Every line of the entries that holds the word "link" is to be copied.

■ WORKING DATA
■ ■ ■ ■ ■

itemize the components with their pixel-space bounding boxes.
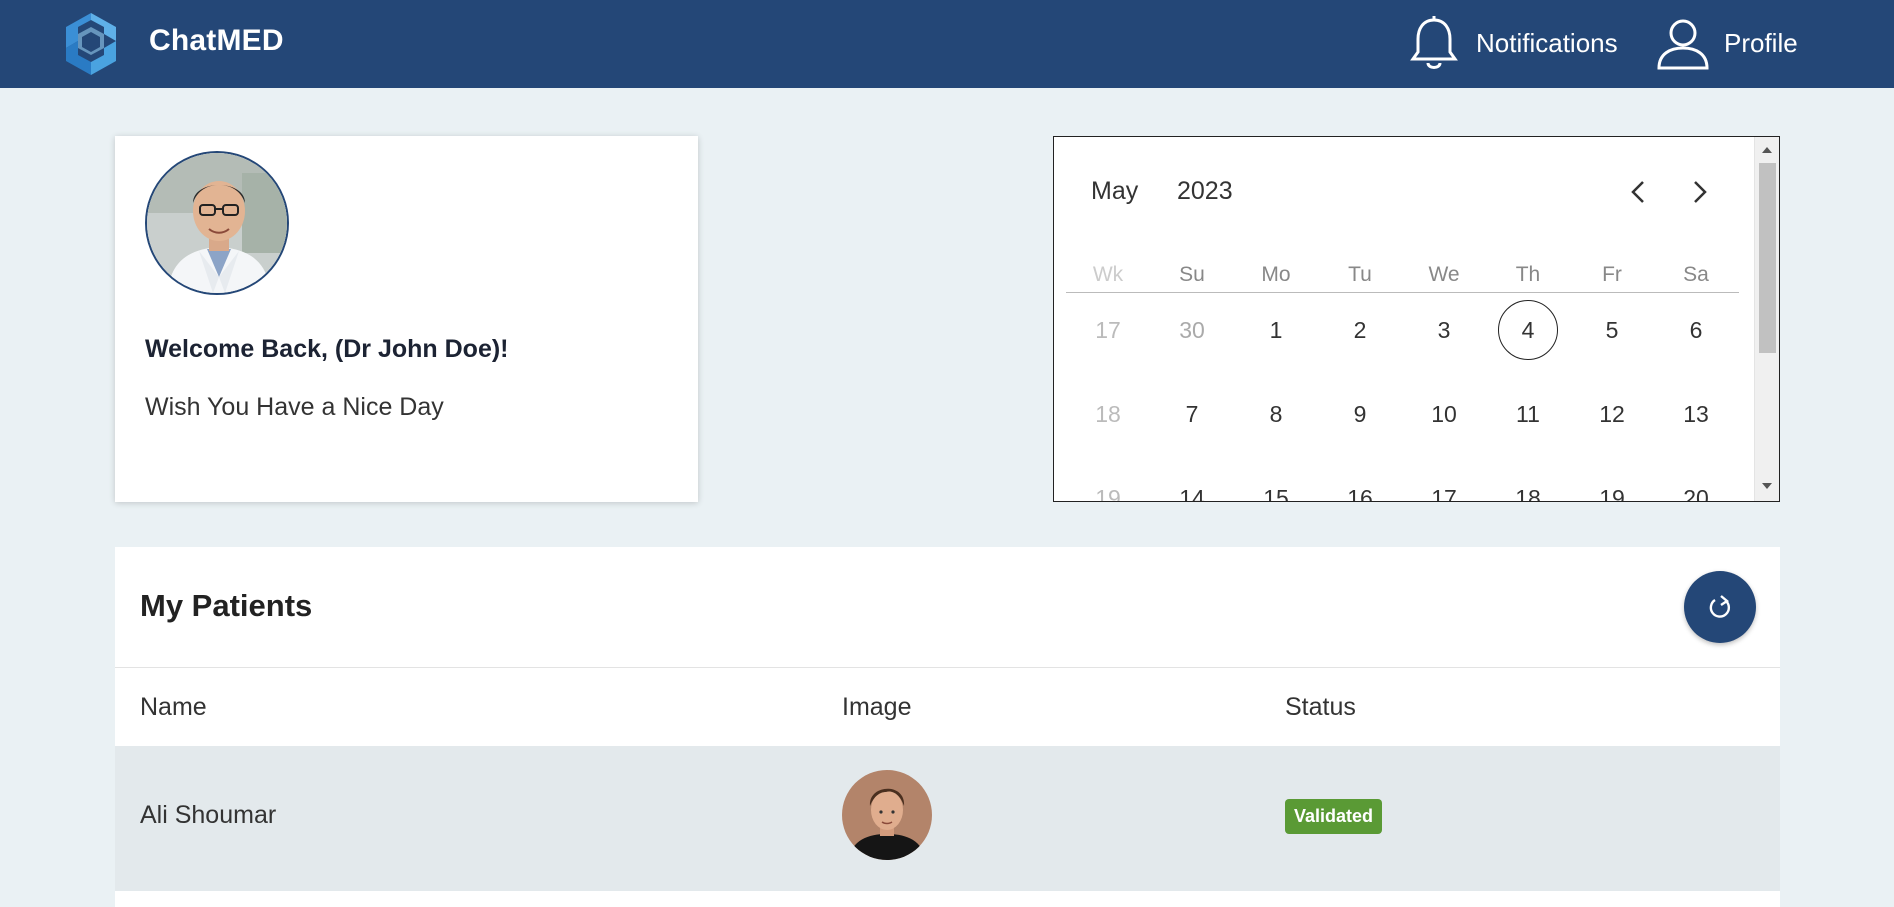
calendar-day[interactable]: 17: [1402, 485, 1486, 501]
calendar-day[interactable]: 14: [1150, 485, 1234, 501]
column-header-status[interactable]: Status: [1285, 693, 1356, 722]
patient-name: Ali Shoumar: [140, 801, 277, 829]
divider: [115, 667, 1780, 668]
user-icon: [1657, 19, 1709, 70]
calendar-day[interactable]: 19: [1570, 485, 1654, 501]
calendar-day[interactable]: 6: [1654, 317, 1738, 344]
calendar-day[interactable]: 15: [1234, 485, 1318, 501]
calendar-week-number: 17: [1095, 317, 1121, 343]
calendar-day[interactable]: 3: [1402, 317, 1486, 344]
table-row[interactable]: Ali Shoumar Validated: [115, 746, 1780, 891]
calendar-day[interactable]: 10: [1402, 401, 1486, 428]
calendar-day[interactable]: 18: [1486, 485, 1570, 501]
welcome-title: Welcome Back, (Dr John Doe)!: [145, 335, 509, 363]
weekday-mo: Mo: [1261, 263, 1291, 286]
scroll-down-arrow-icon[interactable]: [1762, 483, 1772, 489]
weekday-wk: Wk: [1092, 263, 1124, 286]
calendar-day[interactable]: 8: [1234, 401, 1318, 428]
calendar[interactable]: May 2023 Wk Su Mo Tu We Th Fr Sa 17 30 1 2 3…: [1053, 136, 1780, 502]
patient-avatar: [842, 770, 932, 860]
top-bar: ChatMED Notifications Profile: [0, 0, 1894, 88]
weekday-sa: Sa: [1683, 263, 1709, 286]
profile-link[interactable]: Profile: [1656, 14, 1798, 72]
status-badge: Validated: [1285, 799, 1383, 834]
notifications-link[interactable]: Notifications: [1410, 14, 1618, 72]
patients-title: My Patients: [140, 588, 313, 623]
calendar-day[interactable]: 30: [1150, 317, 1234, 344]
calendar-day[interactable]: 16: [1318, 485, 1402, 501]
profile-label: Profile: [1724, 27, 1798, 58]
calendar-day[interactable]: 20: [1654, 485, 1738, 501]
calendar-day[interactable]: 13: [1654, 401, 1738, 428]
column-header-image[interactable]: Image: [842, 693, 911, 722]
column-header-name[interactable]: Name: [140, 693, 207, 722]
calendar-day[interactable]: 9: [1318, 401, 1402, 428]
chevron-left-icon[interactable]: [1624, 177, 1654, 207]
refresh-button[interactable]: [1684, 571, 1756, 643]
calendar-day[interactable]: 1: [1234, 317, 1318, 344]
welcome-subtitle: Wish You Have a Nice Day: [145, 393, 444, 421]
weekday-su: Su: [1179, 263, 1205, 286]
scroll-thumb[interactable]: [1759, 163, 1776, 353]
calendar-day[interactable]: 7: [1150, 401, 1234, 428]
calendar-week-number: 19: [1095, 485, 1121, 502]
weekday-we: We: [1428, 263, 1460, 286]
brand-name: ChatMED: [149, 24, 284, 57]
calendar-weekday-header: Wk Su Mo Tu We Th Fr Sa: [1066, 253, 1739, 293]
weekday-th: Th: [1515, 263, 1541, 286]
notifications-label: Notifications: [1476, 27, 1618, 58]
bell-icon: [1410, 16, 1458, 69]
calendar-year[interactable]: 2023: [1177, 177, 1233, 206]
calendar-day[interactable]: 5: [1570, 317, 1654, 344]
calendar-scrollbar[interactable]: [1754, 137, 1779, 501]
calendar-month[interactable]: May: [1091, 177, 1138, 206]
calendar-day[interactable]: 2: [1318, 317, 1402, 344]
welcome-card: Welcome Back, (Dr John Doe)! Wish You Ha…: [115, 136, 698, 502]
my-patients-panel: My Patients Name Image Status Ali Shouma…: [115, 547, 1780, 907]
chevron-right-icon[interactable]: [1684, 177, 1714, 207]
refresh-icon: [1709, 595, 1731, 618]
doctor-avatar: [145, 151, 289, 295]
calendar-day[interactable]: 11: [1486, 401, 1570, 428]
chatmed-logo-icon[interactable]: [60, 11, 122, 77]
weekday-tu: Tu: [1348, 263, 1372, 286]
calendar-day[interactable]: 4: [1486, 317, 1570, 344]
weekday-fr: Fr: [1602, 263, 1622, 286]
scroll-up-arrow-icon[interactable]: [1762, 147, 1772, 153]
calendar-week-number: 18: [1095, 401, 1121, 427]
calendar-day[interactable]: 12: [1570, 401, 1654, 428]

■ ■ ■ ■ ■

■ TASK OUTPUT
profile-link[interactable]: Profile: [1656, 14, 1798, 72]
notifications-link[interactable]: Notifications: [1410, 14, 1618, 72]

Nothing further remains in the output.